**WORK TO BE COMPLETED**
Beneath this task is a listing; retype all of it exactly.

**Records from a data source**
* begin *

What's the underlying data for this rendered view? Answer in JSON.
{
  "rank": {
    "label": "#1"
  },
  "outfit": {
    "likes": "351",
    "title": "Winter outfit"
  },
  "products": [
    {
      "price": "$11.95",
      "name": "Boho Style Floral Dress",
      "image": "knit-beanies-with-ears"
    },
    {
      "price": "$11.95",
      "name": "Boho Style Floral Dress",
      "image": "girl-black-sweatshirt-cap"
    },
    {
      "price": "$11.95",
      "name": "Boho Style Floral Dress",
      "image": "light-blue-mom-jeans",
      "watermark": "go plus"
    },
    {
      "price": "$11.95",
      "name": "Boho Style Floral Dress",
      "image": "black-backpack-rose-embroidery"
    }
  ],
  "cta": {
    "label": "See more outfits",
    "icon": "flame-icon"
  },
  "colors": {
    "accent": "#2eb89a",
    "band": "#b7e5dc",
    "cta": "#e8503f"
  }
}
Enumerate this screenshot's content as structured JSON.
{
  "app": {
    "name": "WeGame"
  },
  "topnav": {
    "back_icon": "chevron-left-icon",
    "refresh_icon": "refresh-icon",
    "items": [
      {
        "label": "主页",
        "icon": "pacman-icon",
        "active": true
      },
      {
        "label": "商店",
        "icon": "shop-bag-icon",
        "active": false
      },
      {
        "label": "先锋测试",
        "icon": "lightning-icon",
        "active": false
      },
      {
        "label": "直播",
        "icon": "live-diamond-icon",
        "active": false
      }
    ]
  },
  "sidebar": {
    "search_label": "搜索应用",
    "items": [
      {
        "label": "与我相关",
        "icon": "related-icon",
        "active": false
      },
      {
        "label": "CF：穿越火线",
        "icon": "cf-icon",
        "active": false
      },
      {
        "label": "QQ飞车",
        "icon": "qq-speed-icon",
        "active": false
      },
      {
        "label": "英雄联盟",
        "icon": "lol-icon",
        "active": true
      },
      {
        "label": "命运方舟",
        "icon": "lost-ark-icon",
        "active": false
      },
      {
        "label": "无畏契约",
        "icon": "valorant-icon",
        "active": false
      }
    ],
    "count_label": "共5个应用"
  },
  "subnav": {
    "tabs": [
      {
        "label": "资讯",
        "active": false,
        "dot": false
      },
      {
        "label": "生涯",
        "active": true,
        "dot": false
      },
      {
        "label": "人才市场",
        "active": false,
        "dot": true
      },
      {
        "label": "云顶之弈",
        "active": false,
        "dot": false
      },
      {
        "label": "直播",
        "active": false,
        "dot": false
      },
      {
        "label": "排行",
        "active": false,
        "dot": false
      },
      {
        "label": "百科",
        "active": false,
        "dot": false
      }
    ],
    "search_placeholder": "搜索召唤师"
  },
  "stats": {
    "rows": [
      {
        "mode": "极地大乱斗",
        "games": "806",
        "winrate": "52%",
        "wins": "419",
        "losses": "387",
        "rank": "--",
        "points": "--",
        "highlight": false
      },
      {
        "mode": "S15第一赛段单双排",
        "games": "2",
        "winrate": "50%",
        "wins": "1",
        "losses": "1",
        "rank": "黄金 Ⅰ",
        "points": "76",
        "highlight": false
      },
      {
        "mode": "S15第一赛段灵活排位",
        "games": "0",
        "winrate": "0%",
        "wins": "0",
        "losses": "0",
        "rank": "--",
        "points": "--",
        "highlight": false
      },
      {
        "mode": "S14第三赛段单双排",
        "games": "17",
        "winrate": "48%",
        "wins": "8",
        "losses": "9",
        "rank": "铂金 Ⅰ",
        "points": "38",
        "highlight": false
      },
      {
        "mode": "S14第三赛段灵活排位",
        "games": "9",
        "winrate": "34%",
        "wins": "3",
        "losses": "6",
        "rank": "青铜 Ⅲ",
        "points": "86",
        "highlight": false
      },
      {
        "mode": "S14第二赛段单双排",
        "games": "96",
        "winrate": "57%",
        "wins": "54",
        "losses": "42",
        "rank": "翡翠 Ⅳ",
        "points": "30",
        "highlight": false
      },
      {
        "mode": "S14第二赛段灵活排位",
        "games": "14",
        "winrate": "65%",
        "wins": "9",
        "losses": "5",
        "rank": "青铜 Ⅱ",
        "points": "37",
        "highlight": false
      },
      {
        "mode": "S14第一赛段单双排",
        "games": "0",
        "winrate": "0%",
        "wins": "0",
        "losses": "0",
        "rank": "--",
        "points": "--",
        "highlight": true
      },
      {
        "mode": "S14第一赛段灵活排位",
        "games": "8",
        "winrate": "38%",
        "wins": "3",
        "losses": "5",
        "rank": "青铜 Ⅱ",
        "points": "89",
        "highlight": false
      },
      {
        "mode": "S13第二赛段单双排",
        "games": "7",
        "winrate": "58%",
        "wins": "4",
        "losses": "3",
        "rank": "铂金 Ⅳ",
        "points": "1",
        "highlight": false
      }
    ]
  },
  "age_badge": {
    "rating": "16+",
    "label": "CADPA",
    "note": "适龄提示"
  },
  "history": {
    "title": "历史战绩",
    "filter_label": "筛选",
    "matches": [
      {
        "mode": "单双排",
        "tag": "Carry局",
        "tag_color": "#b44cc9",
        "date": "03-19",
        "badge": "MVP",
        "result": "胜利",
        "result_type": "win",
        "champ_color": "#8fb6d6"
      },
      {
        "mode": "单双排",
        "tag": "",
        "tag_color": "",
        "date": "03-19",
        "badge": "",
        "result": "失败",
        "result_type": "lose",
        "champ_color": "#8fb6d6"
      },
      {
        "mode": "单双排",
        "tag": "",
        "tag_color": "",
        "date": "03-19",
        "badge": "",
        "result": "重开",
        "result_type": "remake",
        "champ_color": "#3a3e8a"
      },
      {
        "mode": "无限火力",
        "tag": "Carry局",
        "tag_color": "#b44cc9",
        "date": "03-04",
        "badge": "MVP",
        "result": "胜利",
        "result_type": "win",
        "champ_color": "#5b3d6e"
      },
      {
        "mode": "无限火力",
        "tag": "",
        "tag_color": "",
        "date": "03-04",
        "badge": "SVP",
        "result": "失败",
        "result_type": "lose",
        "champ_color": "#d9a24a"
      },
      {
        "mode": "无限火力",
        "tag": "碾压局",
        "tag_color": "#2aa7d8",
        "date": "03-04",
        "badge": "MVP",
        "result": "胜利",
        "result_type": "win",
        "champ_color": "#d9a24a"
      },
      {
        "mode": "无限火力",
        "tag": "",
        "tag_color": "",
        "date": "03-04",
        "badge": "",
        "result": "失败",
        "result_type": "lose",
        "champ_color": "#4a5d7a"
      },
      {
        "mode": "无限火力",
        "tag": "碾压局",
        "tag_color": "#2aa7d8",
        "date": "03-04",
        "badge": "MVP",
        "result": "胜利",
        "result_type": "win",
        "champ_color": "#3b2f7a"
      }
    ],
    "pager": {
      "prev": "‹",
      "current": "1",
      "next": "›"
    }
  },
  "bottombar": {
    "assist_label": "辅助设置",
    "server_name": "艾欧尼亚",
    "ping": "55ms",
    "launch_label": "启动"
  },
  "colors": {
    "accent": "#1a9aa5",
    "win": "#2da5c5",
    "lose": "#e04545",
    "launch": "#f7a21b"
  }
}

* end *

**OUTPUT**
What's the underlying data for this rendered view? Answer in JSON.
{
  "rank": {
    "label": "#1"
  },
  "outfit": {
    "likes": "351",
    "title": "Winter outfit"
  },
  "products": [
    {
      "price": "$11.95",
      "name": "Boho Style Floral Dress",
      "image": "knit-beanies-with-ears"
    },
    {
      "price": "$11.95",
      "name": "Boho Style Floral Dress",
      "image": "girl-black-sweatshirt-cap"
    },
    {
      "price": "$11.95",
      "name": "Boho Style Floral Dress",
      "image": "light-blue-mom-jeans",
      "watermark": "go plus"
    },
    {
      "price": "$11.95",
      "name": "Boho Style Floral Dress",
      "image": "black-backpack-rose-embroidery"
    }
  ],
  "cta": {
    "label": "See more outfits",
    "icon": "flame-icon"
  },
  "colors": {
    "accent": "#2eb89a",
    "band": "#b7e5dc",
    "cta": "#e8503f"
  }
}
Enumerate this screenshot's content as structured JSON.
{
  "app": {
    "name": "WeGame"
  },
  "topnav": {
    "back_icon": "chevron-left-icon",
    "refresh_icon": "refresh-icon",
    "items": [
      {
        "label": "主页",
        "icon": "pacman-icon",
        "active": true
      },
      {
        "label": "商店",
        "icon": "shop-bag-icon",
        "active": false
      },
      {
        "label": "先锋测试",
        "icon": "lightning-icon",
        "active": false
      },
      {
        "label": "直播",
        "icon": "live-diamond-icon",
        "active": false
      }
    ]
  },
  "sidebar": {
    "search_label": "搜索应用",
    "items": [
      {
        "label": "与我相关",
        "icon": "related-icon",
        "active": false
      },
      {
        "label": "CF：穿越火线",
        "icon": "cf-icon",
        "active": false
      },
      {
        "label": "QQ飞车",
        "icon": "qq-speed-icon",
        "active": false
      },
      {
        "label": "英雄联盟",
        "icon": "lol-icon",
        "active": true
      },
      {
        "label": "命运方舟",
        "icon": "lost-ark-icon",
        "active": false
      },
      {
        "label": "无畏契约",
        "icon": "valorant-icon",
        "active": false
      }
    ],
    "count_label": "共5个应用"
  },
  "subnav": {
    "tabs": [
      {
        "label": "资讯",
        "active": false,
        "dot": false
      },
      {
        "label": "生涯",
        "active": true,
        "dot": false
      },
      {
        "label": "人才市场",
        "active": false,
        "dot": true
      },
      {
        "label": "云顶之弈",
        "active": false,
        "dot": false
      },
      {
        "label": "直播",
        "active": false,
        "dot": false
      },
      {
        "label": "排行",
        "active": false,
        "dot": false
      },
      {
        "label": "百科",
        "active": false,
        "dot": false
      }
    ],
    "search_placeholder": "搜索召唤师"
  },
  "stats": {
    "rows": [
      {
        "mode": "极地大乱斗",
        "games": "806",
        "winrate": "52%",
        "wins": "419",
        "losses": "387",
        "rank": "--",
        "points": "--",
        "highlight": false
      },
      {
        "mode": "S15第一赛段单双排",
        "games": "2",
        "winrate": "50%",
        "wins": "1",
        "losses": "1",
        "rank": "黄金 Ⅰ",
        "points": "76",
        "highlight": false
      },
      {
        "mode": "S15第一赛段灵活排位",
        "games": "0",
        "winrate": "0%",
        "wins": "0",
        "losses": "0",
        "rank": "--",
        "points": "--",
        "highlight": false
      },
      {
        "mode": "S14第三赛段单双排",
        "games": "17",
        "winrate": "48%",
        "wins": "8",
        "losses": "9",
        "rank": "铂金 Ⅰ",
        "points": "38",
        "highlight": false
      },
      {
        "mode": "S14第三赛段灵活排位",
        "games": "9",
        "winrate": "34%",
        "wins": "3",
        "losses": "6",
        "rank": "青铜 Ⅲ",
        "points": "86",
        "highlight": false
      },
      {
        "mode": "S14第二赛段单双排",
        "games": "96",
        "winrate": "57%",
        "wins": "54",
        "losses": "42",
        "rank": "翡翠 Ⅳ",
        "points": "30",
        "highlight": false
      },
      {
        "mode": "S14第二赛段灵活排位",
        "games": "14",
        "winrate": "65%",
        "wins": "9",
        "losses": "5",
        "rank": "青铜 Ⅱ",
        "points": "37",
        "highlight": false
      },
      {
        "mode": "S14第一赛段单双排",
        "games": "0",
        "winrate": "0%",
        "wins": "0",
        "losses": "0",
        "rank": "--",
        "points": "--",
        "highlight": true
      },
      {
        "mode": "S14第一赛段灵活排位",
        "games": "8",
        "winrate": "38%",
        "wins": "3",
        "losses": "5",
        "rank": "青铜 Ⅱ",
        "points": "89",
        "highlight": false
      },
      {
        "mode": "S13第二赛段单双排",
        "games": "7",
        "winrate": "58%",
        "wins": "4",
        "losses": "3",
        "rank": "铂金 Ⅳ",
        "points": "1",
        "highlight": false
      }
    ]
  },
  "age_badge": {
    "rating": "16+",
    "label": "CADPA",
    "note": "适龄提示"
  },
  "history": {
    "title": "历史战绩",
    "filter_label": "筛选",
    "matches": [
      {
        "mode": "单双排",
        "tag": "Carry局",
        "tag_color": "#b44cc9",
        "date": "03-19",
        "badge": "MVP",
        "result": "胜利",
        "result_type": "win",
        "champ_color": "#8fb6d6"
      },
      {
        "mode": "单双排",
        "tag": "",
        "tag_color": "",
        "date": "03-19",
        "badge": "",
        "result": "失败",
        "result_type": "lose",
        "champ_color": "#8fb6d6"
      },
      {
        "mode": "单双排",
        "tag": "",
        "tag_color": "",
        "date": "03-19",
        "badge": "",
        "result": "重开",
        "result_type": "remake",
        "champ_color": "#3a3e8a"
      },
      {
        "mode": "无限火力",
        "tag": "Carry局",
        "tag_color": "#b44cc9",
        "date": "03-04",
        "badge": "MVP",
        "result": "胜利",
        "result_type": "win",
        "champ_color": "#5b3d6e"
      },
      {
        "mode": "无限火力",
        "tag": "",
        "tag_color": "",
        "date": "03-04",
        "badge": "SVP",
        "result": "失败",
        "result_type": "lose",
        "champ_color": "#d9a24a"
      },
      {
        "mode": "无限火力",
        "tag": "碾压局",
        "tag_color": "#2aa7d8",
        "date": "03-04",
        "badge": "MVP",
        "result": "胜利",
        "result_type": "win",
        "champ_color": "#d9a24a"
      },
      {
        "mode": "无限火力",
        "tag": "",
        "tag_color": "",
        "date": "03-04",
        "badge": "",
        "result": "失败",
        "result_type": "lose",
        "champ_color": "#4a5d7a"
      },
      {
        "mode": "无限火力",
        "tag": "碾压局",
        "tag_color": "#2aa7d8",
        "date": "03-04",
        "badge": "MVP",
        "result": "胜利",
        "result_type": "win",
        "champ_color": "#3b2f7a"
      }
    ],
    "pager": {
      "prev": "‹",
      "current": "1",
      "next": "›"
    }
  },
  "bottombar": {
    "assist_label": "辅助设置",
    "server_name": "艾欧尼亚",
    "ping": "55ms",
    "launch_label": "启动"
  },
  "colors": {
    "accent": "#1a9aa5",
    "win": "#2da5c5",
    "lose": "#e04545",
    "launch": "#f7a21b"
  }
}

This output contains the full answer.